──────── Records to use
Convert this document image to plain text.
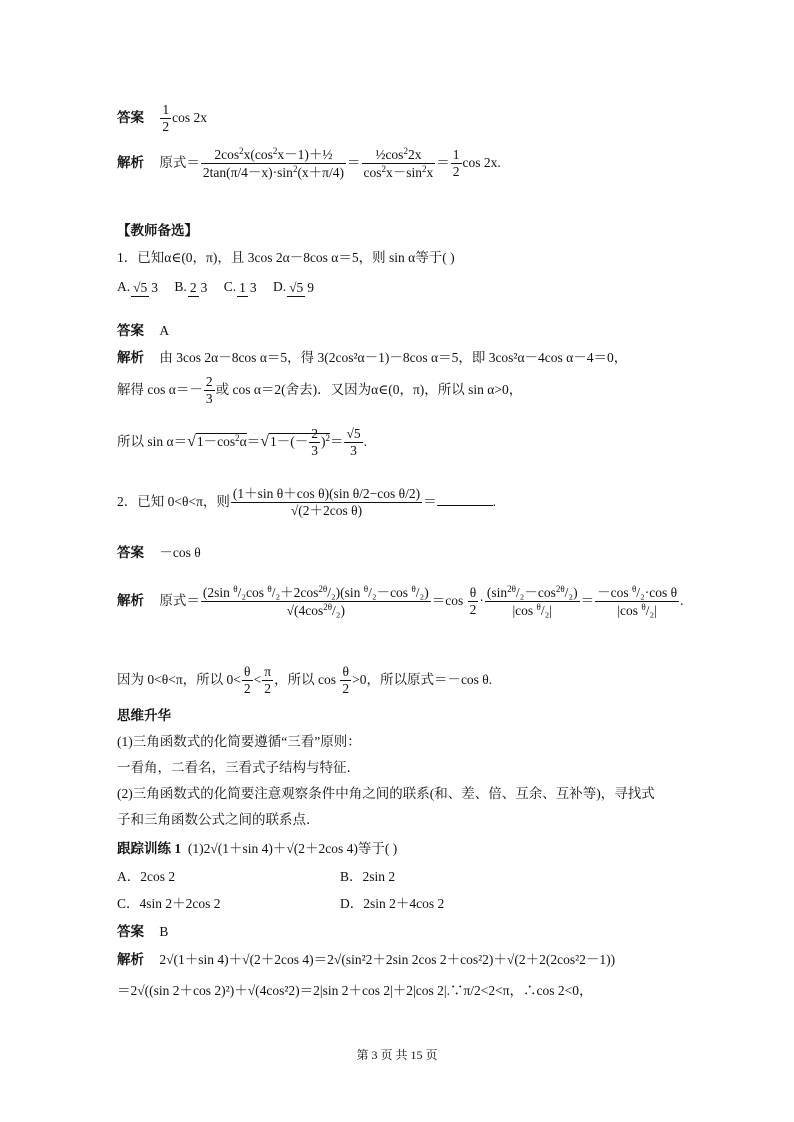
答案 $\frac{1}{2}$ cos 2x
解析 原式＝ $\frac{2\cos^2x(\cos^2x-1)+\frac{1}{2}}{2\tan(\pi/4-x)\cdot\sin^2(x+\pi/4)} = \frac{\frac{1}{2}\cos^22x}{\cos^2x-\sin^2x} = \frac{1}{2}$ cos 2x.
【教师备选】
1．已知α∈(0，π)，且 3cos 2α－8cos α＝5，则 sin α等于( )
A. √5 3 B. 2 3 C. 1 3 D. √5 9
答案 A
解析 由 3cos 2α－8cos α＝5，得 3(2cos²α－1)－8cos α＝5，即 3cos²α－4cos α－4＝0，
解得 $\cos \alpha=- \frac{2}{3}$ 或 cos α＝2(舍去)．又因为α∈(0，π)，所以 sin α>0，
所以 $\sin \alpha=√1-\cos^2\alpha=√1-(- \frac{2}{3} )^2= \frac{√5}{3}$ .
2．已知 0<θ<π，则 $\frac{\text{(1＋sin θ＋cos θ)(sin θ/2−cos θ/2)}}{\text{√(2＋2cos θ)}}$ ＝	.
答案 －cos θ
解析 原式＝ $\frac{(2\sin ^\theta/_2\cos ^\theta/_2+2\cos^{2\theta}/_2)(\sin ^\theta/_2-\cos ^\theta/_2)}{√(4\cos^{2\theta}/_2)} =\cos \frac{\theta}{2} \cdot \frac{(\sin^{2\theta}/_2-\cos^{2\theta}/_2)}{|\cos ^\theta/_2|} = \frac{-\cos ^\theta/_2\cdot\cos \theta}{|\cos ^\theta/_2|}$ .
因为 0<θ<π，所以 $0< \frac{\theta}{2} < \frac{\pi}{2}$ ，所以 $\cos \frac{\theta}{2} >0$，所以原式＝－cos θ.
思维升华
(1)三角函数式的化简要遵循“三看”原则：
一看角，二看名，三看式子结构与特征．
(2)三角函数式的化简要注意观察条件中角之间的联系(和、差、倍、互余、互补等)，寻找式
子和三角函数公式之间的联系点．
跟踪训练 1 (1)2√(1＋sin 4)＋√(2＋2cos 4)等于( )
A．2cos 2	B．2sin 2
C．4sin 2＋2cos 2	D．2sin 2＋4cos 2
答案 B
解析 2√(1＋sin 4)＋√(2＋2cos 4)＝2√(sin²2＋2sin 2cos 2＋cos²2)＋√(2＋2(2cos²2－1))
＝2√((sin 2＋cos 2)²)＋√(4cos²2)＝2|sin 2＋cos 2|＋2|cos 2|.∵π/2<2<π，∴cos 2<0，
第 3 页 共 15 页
────────────────
Task to complete — Copy out every line from the data above that has "cdot" in it.

Output for this task —
解析 原式＝ $\frac{2\cos^2x(\cos^2x-1)+\frac{1}{2}}{2\tan(\pi/4-x)\cdot\sin^2(x+\pi/4)} = \frac{\frac{1}{2}\cos^22x}{\cos^2x-\sin^2x} = \frac{1}{2}$ cos 2x.
解析 原式＝ $\frac{(2\sin ^\theta/_2\cos ^\theta/_2+2\cos^{2\theta}/_2)(\sin ^\theta/_2-\cos ^\theta/_2)}{√(4\cos^{2\theta}/_2)} =\cos \frac{\theta}{2} \cdot \frac{(\sin^{2\theta}/_2-\cos^{2\theta}/_2)}{|\cos ^\theta/_2|} = \frac{-\cos ^\theta/_2\cdot\cos \theta}{|\cos ^\theta/_2|}$ .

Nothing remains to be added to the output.